— What you should do —
Restate the full set of records exactly, without adding or dropping a word.

— Start Given data —

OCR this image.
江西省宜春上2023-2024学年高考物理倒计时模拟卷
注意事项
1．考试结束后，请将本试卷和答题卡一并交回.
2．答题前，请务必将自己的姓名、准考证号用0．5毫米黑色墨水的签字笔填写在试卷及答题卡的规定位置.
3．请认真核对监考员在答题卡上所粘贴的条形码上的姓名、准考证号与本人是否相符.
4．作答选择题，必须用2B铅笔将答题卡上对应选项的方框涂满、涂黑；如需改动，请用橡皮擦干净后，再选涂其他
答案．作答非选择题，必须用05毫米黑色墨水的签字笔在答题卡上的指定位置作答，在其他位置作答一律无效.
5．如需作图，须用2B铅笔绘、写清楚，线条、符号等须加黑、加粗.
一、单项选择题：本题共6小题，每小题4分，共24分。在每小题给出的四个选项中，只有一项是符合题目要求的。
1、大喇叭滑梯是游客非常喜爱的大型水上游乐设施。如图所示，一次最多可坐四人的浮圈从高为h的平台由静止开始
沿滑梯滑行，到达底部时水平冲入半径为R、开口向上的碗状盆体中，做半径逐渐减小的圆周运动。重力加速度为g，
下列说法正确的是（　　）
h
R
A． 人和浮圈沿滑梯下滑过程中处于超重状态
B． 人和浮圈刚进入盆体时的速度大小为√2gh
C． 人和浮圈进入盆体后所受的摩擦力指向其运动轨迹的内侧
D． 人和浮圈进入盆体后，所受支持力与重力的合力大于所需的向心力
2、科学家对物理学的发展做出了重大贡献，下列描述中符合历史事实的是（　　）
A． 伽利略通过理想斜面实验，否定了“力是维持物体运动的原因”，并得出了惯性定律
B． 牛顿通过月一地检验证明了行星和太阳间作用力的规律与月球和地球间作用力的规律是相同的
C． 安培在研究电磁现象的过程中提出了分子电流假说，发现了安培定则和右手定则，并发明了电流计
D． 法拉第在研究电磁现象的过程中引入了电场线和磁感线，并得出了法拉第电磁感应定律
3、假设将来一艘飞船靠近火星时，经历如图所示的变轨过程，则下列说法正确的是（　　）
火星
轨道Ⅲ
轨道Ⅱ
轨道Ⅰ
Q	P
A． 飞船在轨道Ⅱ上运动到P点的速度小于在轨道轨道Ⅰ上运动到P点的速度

— End Given data —

— The solution —
OCR this image.
江西省宜春上2023-2024学年高考物理倒计时模拟卷
注意事项
1．考试结束后，请将本试卷和答题卡一并交回.
2．答题前，请务必将自己的姓名、准考证号用0．5毫米黑色墨水的签字笔填写在试卷及答题卡的规定位置.
3．请认真核对监考员在答题卡上所粘贴的条形码上的姓名、准考证号与本人是否相符.
4．作答选择题，必须用2B铅笔将答题卡上对应选项的方框涂满、涂黑；如需改动，请用橡皮擦干净后，再选涂其他
答案．作答非选择题，必须用05毫米黑色墨水的签字笔在答题卡上的指定位置作答，在其他位置作答一律无效.
5．如需作图，须用2B铅笔绘、写清楚，线条、符号等须加黑、加粗.
一、单项选择题：本题共6小题，每小题4分，共24分。在每小题给出的四个选项中，只有一项是符合题目要求的。
1、大喇叭滑梯是游客非常喜爱的大型水上游乐设施。如图所示，一次最多可坐四人的浮圈从高为h的平台由静止开始
沿滑梯滑行，到达底部时水平冲入半径为R、开口向上的碗状盆体中，做半径逐渐减小的圆周运动。重力加速度为g，
下列说法正确的是（　　）
h
R
A． 人和浮圈沿滑梯下滑过程中处于超重状态
B． 人和浮圈刚进入盆体时的速度大小为√2gh
C． 人和浮圈进入盆体后所受的摩擦力指向其运动轨迹的内侧
D． 人和浮圈进入盆体后，所受支持力与重力的合力大于所需的向心力
2、科学家对物理学的发展做出了重大贡献，下列描述中符合历史事实的是（　　）
A． 伽利略通过理想斜面实验，否定了“力是维持物体运动的原因”，并得出了惯性定律
B． 牛顿通过月一地检验证明了行星和太阳间作用力的规律与月球和地球间作用力的规律是相同的
C． 安培在研究电磁现象的过程中提出了分子电流假说，发现了安培定则和右手定则，并发明了电流计
D． 法拉第在研究电磁现象的过程中引入了电场线和磁感线，并得出了法拉第电磁感应定律
3、假设将来一艘飞船靠近火星时，经历如图所示的变轨过程，则下列说法正确的是（　　）
火星
轨道Ⅲ
轨道Ⅱ
轨道Ⅰ
Q	P
A． 飞船在轨道Ⅱ上运动到P点的速度小于在轨道轨道Ⅰ上运动到P点的速度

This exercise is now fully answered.